### Exercise requirements
Omit the pictures, then reproduce every remaining record exactly.

++++++++++

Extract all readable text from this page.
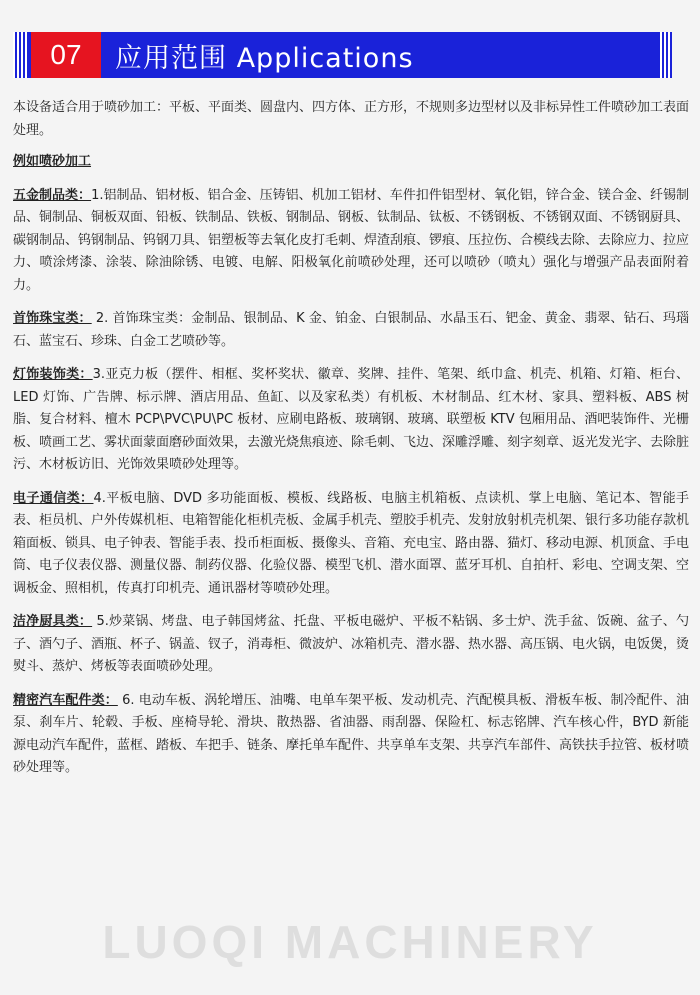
LUOQI MACHINERY
07	应用范围 Applications

本设备适合用于喷砂加工：平板、平面类、圆盘内、四方体、正方形，不规则多边型材以及非标异性工件喷砂加工表面处理。

例如喷砂加工

五金制品类：1.铝制品、铝材板、铝合金、压铸铝、机加工铝材、车件扣件铝型材、氧化铝，锌合金、镁合金、纤锡制品、铜制品、铜板双面、铅板、铁制品、铁板、钢制品、钢板、钛制品、钛板、不锈钢板、不锈钢双面、不锈钢厨具、碳钢制品、钨钢制品、钨钢刀具、铝塑板等去氧化皮打毛刺、焊渣刮痕、锣痕、压拉伤、合模线去除、去除应力、拉应力、喷涂烤漆、涂装、除油除锈、电镀、电解、阳极氧化前喷砂处理，还可以喷砂（喷丸）强化与增强产品表面附着力。

首饰珠宝类： 2. 首饰珠宝类：金制品、银制品、K 金、铂金、白银制品、水晶玉石、钯金、黄金、翡翠、钻石、玛瑙石、蓝宝石、珍珠、白金工艺喷砂等。

灯饰装饰类：3.亚克力板（摆件、相框、奖杯奖状、徽章、奖牌、挂件、笔架、纸巾盒、机壳、机箱、灯箱、柜台、LED 灯饰、广告牌、标示牌、酒店用品、鱼缸、以及家私类）有机板、木材制品、红木材、家具、塑料板、ABS 树脂、复合材料、檀木 PCP\PVC\PU\PC 板材、应刷电路板、玻璃钢、玻璃、联塑板 KTV 包厢用品、酒吧装饰件、光栅板、喷画工艺、雾状面蒙面磨砂面效果，去激光烧焦痕迹、除毛刺、飞边、深雕浮雕、刻字刻章、返光发光字、去除脏污、木材板访旧、光饰效果喷砂处理等。

电子通信类：4.平板电脑、DVD 多功能面板、模板、线路板、电脑主机箱板、点读机、掌上电脑、笔记本、智能手表、柜员机、户外传媒机柜、电箱智能化柜机壳板、金属手机壳、塑胶手机壳、发射放射机壳机架、银行多功能存款机箱面板、锁具、电子钟表、智能手表、投币柜面板、摄像头、音箱、充电宝、路由器、猫灯、移动电源、机顶盒、手电筒、电子仪表仪器、测量仪器、制药仪器、化验仪器、模型飞机、潜水面罩、蓝牙耳机、自拍杆、彩电、空调支架、空调板金、照相机，传真打印机壳、通讯器材等喷砂处理。

洁净厨具类： 5.炒菜锅、烤盘、电子韩国烤盆、托盘、平板电磁炉、平板不粘锅、多士炉、洗手盆、饭碗、盆子、勺子、酒勺子、酒瓶、杯子、锅盖、钗子，消毒柜、微波炉、冰箱机壳、潜水器、热水器、高压锅、电火锅，电饭煲，烫熨斗、蒸炉、烤板等表面喷砂处理。

精密汽车配件类： 6. 电动车板、涡轮增压、油嘴、电单车架平板、发动机壳、汽配模具板、滑板车板、制冷配件、油泵、刹车片、轮毂、手板、座椅导轮、滑块、散热器、省油器、雨刮器、保险杠、标志铭牌、汽车核心件，BYD 新能源电动汽车配件，蓝框、踏板、车把手、链条、摩托单车配件、共享单车支架、共享汽车部件、高铁扶手拉管、板材喷砂处理等。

++++++++++

### Result
Extract all readable text from this page.
LUOQI MACHINERY
07	应用范围 Applications

本设备适合用于喷砂加工：平板、平面类、圆盘内、四方体、正方形，不规则多边型材以及非标异性工件喷砂加工表面处理。

例如喷砂加工

五金制品类：1.铝制品、铝材板、铝合金、压铸铝、机加工铝材、车件扣件铝型材、氧化铝，锌合金、镁合金、纤锡制品、铜制品、铜板双面、铅板、铁制品、铁板、钢制品、钢板、钛制品、钛板、不锈钢板、不锈钢双面、不锈钢厨具、碳钢制品、钨钢制品、钨钢刀具、铝塑板等去氧化皮打毛刺、焊渣刮痕、锣痕、压拉伤、合模线去除、去除应力、拉应力、喷涂烤漆、涂装、除油除锈、电镀、电解、阳极氧化前喷砂处理，还可以喷砂（喷丸）强化与增强产品表面附着力。

首饰珠宝类： 2. 首饰珠宝类：金制品、银制品、K 金、铂金、白银制品、水晶玉石、钯金、黄金、翡翠、钻石、玛瑙石、蓝宝石、珍珠、白金工艺喷砂等。

灯饰装饰类：3.亚克力板（摆件、相框、奖杯奖状、徽章、奖牌、挂件、笔架、纸巾盒、机壳、机箱、灯箱、柜台、LED 灯饰、广告牌、标示牌、酒店用品、鱼缸、以及家私类）有机板、木材制品、红木材、家具、塑料板、ABS 树脂、复合材料、檀木 PCP\PVC\PU\PC 板材、应刷电路板、玻璃钢、玻璃、联塑板 KTV 包厢用品、酒吧装饰件、光栅板、喷画工艺、雾状面蒙面磨砂面效果，去激光烧焦痕迹、除毛刺、飞边、深雕浮雕、刻字刻章、返光发光字、去除脏污、木材板访旧、光饰效果喷砂处理等。

电子通信类：4.平板电脑、DVD 多功能面板、模板、线路板、电脑主机箱板、点读机、掌上电脑、笔记本、智能手表、柜员机、户外传媒机柜、电箱智能化柜机壳板、金属手机壳、塑胶手机壳、发射放射机壳机架、银行多功能存款机箱面板、锁具、电子钟表、智能手表、投币柜面板、摄像头、音箱、充电宝、路由器、猫灯、移动电源、机顶盒、手电筒、电子仪表仪器、测量仪器、制药仪器、化验仪器、模型飞机、潜水面罩、蓝牙耳机、自拍杆、彩电、空调支架、空调板金、照相机，传真打印机壳、通讯器材等喷砂处理。

洁净厨具类： 5.炒菜锅、烤盘、电子韩国烤盆、托盘、平板电磁炉、平板不粘锅、多士炉、洗手盆、饭碗、盆子、勺子、酒勺子、酒瓶、杯子、锅盖、钗子，消毒柜、微波炉、冰箱机壳、潜水器、热水器、高压锅、电火锅，电饭煲，烫熨斗、蒸炉、烤板等表面喷砂处理。

精密汽车配件类： 6. 电动车板、涡轮增压、油嘴、电单车架平板、发动机壳、汽配模具板、滑板车板、制冷配件、油泵、刹车片、轮毂、手板、座椅导轮、滑块、散热器、省油器、雨刮器、保险杠、标志铭牌、汽车核心件，BYD 新能源电动汽车配件，蓝框、踏板、车把手、链条、摩托单车配件、共享单车支架、共享汽车部件、高铁扶手拉管、板材喷砂处理等。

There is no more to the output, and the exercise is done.